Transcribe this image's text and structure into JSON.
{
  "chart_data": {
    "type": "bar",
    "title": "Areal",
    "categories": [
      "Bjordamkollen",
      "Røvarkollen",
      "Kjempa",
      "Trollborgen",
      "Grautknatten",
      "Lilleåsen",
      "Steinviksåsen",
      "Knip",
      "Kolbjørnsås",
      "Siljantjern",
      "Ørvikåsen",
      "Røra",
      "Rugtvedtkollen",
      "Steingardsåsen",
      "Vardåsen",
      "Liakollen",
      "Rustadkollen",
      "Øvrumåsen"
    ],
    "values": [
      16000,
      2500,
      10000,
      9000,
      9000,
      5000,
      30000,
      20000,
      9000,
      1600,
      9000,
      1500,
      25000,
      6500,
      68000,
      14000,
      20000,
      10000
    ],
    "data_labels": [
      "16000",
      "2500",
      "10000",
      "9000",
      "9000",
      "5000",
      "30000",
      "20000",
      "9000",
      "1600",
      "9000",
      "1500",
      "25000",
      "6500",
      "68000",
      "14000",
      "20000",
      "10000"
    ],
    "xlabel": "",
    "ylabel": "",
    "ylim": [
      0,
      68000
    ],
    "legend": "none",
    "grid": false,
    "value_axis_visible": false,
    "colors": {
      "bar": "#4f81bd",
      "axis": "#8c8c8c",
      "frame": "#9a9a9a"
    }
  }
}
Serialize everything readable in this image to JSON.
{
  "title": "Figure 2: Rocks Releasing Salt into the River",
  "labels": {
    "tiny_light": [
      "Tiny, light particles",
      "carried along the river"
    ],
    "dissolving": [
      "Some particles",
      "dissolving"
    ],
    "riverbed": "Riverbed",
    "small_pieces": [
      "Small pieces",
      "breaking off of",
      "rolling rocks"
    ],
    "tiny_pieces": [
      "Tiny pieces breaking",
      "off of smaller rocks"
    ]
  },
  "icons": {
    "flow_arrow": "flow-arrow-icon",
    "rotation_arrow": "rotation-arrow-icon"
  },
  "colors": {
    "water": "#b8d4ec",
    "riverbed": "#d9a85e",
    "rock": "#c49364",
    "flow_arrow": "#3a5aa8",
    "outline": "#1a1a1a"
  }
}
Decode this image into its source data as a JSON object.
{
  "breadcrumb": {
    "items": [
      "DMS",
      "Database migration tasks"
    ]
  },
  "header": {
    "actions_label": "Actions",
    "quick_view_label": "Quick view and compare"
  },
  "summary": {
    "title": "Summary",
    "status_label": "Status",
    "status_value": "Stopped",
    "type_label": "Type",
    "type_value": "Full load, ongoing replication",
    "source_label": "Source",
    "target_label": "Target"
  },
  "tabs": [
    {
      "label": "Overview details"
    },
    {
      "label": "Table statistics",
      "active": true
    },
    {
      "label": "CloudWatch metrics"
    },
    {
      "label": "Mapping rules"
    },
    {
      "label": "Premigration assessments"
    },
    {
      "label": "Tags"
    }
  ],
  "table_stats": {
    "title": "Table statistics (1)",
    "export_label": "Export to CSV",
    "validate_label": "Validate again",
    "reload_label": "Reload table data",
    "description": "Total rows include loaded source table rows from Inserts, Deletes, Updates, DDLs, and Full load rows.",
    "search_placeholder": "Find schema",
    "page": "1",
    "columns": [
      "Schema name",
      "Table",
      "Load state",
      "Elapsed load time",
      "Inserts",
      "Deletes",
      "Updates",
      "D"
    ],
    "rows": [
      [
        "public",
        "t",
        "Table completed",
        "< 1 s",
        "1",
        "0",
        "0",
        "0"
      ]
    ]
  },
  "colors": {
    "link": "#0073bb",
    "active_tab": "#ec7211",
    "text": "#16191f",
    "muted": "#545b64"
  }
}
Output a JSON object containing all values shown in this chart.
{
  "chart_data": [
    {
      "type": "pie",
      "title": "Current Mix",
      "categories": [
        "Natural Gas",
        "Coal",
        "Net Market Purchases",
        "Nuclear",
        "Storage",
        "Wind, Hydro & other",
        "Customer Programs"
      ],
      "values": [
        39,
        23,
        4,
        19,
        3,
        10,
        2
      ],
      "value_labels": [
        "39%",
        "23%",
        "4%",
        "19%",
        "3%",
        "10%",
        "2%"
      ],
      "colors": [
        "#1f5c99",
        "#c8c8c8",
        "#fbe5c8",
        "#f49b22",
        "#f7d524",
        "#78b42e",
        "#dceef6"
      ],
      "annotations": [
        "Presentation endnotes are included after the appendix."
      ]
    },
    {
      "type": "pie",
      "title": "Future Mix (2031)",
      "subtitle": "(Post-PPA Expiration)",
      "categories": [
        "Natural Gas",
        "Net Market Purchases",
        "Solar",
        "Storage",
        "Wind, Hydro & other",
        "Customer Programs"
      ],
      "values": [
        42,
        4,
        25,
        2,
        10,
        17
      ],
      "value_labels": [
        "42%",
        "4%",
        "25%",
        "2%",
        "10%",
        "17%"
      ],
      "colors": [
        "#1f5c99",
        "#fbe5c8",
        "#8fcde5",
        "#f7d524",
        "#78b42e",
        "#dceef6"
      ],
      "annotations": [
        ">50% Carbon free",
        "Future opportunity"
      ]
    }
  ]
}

* TASK TO CARRY OUT
Across the data, tally the lines containing "this" and give back the number alone.

* WORKED SOLUTION
4